Work to be completed:
In the entries below, count each line holding the word "대상이나". Answer with the total alone.

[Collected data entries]
— Start —

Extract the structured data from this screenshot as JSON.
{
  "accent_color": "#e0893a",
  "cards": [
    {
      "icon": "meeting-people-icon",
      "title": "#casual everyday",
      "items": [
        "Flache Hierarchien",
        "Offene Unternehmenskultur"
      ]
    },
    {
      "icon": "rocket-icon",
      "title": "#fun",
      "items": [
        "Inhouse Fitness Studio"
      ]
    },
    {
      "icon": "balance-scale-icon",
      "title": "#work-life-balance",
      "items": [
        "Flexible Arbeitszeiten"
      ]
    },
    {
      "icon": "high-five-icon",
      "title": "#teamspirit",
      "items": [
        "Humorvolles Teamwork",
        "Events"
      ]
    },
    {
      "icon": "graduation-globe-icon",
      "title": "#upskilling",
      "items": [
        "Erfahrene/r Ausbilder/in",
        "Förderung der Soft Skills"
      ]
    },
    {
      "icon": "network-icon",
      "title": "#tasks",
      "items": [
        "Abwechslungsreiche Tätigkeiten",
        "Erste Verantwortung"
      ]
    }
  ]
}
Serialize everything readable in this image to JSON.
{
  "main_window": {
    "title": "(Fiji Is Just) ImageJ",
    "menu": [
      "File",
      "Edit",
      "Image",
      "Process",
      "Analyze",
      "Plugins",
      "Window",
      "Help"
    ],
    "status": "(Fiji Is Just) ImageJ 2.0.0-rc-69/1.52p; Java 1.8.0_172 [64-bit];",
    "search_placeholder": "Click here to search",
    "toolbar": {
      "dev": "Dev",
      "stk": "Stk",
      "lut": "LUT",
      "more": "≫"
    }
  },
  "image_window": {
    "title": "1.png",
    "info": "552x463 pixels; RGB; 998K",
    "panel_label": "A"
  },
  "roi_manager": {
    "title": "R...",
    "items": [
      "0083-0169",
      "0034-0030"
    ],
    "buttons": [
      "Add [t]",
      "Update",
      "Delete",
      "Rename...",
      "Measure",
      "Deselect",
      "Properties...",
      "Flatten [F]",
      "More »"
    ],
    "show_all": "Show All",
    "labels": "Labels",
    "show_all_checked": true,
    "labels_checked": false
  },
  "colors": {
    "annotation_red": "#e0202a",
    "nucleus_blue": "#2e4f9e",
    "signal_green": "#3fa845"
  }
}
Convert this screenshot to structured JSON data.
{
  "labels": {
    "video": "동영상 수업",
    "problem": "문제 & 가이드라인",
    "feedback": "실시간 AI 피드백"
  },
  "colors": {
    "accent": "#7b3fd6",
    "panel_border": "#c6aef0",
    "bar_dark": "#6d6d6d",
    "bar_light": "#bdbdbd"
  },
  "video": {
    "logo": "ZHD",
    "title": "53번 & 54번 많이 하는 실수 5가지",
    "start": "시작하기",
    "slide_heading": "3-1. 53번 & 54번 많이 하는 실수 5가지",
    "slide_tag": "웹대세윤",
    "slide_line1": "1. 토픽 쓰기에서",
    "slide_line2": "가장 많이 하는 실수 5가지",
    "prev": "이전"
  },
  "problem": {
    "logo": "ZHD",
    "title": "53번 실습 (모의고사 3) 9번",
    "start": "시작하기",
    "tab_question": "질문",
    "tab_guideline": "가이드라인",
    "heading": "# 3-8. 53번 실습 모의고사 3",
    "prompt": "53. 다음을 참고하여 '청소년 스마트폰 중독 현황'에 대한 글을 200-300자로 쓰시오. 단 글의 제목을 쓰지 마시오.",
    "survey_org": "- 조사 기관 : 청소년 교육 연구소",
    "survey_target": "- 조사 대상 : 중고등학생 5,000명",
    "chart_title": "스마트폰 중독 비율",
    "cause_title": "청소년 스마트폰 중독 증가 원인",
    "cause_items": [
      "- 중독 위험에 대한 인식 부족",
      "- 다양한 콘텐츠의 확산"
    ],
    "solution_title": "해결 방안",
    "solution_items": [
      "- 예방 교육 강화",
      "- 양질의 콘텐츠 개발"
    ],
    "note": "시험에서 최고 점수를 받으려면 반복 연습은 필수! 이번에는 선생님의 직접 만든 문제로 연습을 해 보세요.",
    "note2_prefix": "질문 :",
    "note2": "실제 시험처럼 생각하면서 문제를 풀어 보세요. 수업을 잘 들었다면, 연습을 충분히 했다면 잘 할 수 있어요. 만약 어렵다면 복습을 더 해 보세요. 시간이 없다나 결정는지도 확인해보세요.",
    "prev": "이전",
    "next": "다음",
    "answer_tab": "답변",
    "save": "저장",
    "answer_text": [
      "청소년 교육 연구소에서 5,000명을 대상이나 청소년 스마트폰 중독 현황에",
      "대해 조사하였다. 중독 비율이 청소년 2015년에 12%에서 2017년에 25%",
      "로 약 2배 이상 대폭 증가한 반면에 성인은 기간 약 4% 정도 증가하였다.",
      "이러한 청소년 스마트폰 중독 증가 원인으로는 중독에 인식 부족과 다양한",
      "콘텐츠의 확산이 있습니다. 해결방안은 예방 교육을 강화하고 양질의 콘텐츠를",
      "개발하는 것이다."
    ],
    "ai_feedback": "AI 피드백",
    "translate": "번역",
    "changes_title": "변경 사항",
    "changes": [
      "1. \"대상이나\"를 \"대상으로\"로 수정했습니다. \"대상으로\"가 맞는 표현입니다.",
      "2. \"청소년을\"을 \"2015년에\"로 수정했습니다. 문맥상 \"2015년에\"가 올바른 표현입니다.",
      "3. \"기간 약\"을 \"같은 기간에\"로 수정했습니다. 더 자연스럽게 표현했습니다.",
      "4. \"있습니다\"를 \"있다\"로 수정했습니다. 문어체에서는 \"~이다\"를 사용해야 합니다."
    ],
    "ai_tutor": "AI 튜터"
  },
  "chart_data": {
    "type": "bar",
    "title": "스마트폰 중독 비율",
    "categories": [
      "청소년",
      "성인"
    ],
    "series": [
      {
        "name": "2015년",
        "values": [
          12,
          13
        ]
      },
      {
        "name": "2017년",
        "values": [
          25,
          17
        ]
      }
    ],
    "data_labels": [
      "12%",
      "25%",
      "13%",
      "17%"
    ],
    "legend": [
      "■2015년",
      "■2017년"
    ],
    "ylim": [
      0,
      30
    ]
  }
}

— End —

Answer to this problem:
2